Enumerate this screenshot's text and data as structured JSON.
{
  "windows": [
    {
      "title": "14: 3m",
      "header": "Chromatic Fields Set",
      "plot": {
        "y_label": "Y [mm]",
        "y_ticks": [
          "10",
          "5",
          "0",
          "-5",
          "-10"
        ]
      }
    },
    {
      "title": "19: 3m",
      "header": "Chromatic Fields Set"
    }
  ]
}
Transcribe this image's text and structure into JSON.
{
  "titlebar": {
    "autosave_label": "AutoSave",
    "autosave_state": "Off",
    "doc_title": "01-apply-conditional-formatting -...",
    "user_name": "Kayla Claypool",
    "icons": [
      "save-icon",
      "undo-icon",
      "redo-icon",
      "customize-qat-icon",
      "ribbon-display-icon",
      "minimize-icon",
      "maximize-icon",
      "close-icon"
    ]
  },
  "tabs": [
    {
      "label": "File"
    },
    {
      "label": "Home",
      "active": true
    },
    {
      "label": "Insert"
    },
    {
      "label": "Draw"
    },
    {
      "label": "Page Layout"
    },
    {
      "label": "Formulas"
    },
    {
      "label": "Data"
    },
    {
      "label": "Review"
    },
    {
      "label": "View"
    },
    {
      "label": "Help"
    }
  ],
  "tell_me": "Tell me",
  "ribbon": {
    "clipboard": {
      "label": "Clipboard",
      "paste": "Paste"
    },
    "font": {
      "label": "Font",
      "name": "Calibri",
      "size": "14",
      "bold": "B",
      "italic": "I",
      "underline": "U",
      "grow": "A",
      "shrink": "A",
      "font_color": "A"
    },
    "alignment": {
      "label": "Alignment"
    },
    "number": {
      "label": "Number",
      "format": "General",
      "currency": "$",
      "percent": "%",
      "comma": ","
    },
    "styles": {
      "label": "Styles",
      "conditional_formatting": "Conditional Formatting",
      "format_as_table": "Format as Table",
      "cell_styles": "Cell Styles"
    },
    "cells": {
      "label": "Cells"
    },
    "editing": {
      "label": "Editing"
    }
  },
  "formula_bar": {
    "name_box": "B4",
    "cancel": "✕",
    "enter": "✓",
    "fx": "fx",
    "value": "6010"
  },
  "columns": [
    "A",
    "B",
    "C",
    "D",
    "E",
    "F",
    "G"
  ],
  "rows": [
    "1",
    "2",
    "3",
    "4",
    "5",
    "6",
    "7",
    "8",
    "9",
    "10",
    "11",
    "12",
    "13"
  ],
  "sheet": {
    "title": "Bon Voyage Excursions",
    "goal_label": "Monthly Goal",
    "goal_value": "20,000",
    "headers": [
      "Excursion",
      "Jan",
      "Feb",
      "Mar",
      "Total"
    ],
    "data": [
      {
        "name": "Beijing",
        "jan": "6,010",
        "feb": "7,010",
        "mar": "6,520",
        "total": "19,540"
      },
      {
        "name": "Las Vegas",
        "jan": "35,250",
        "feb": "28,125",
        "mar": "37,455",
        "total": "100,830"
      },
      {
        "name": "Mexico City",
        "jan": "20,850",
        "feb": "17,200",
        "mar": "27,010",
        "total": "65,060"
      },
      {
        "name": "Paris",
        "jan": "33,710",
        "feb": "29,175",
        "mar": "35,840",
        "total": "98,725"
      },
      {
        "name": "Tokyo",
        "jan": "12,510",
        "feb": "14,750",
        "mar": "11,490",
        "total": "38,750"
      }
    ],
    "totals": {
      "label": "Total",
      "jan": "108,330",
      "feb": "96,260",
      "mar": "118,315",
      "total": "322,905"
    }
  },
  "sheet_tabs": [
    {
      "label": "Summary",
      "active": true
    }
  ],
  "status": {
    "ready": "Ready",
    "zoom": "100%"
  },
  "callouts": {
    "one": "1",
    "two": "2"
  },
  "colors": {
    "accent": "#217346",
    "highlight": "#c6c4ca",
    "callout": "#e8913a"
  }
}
::::::::
- REQUIREMENT
Of the lines in the listing above, how many hold the string "Fields"? Reply with the number only.

- ANSWER FOR THE TASK
2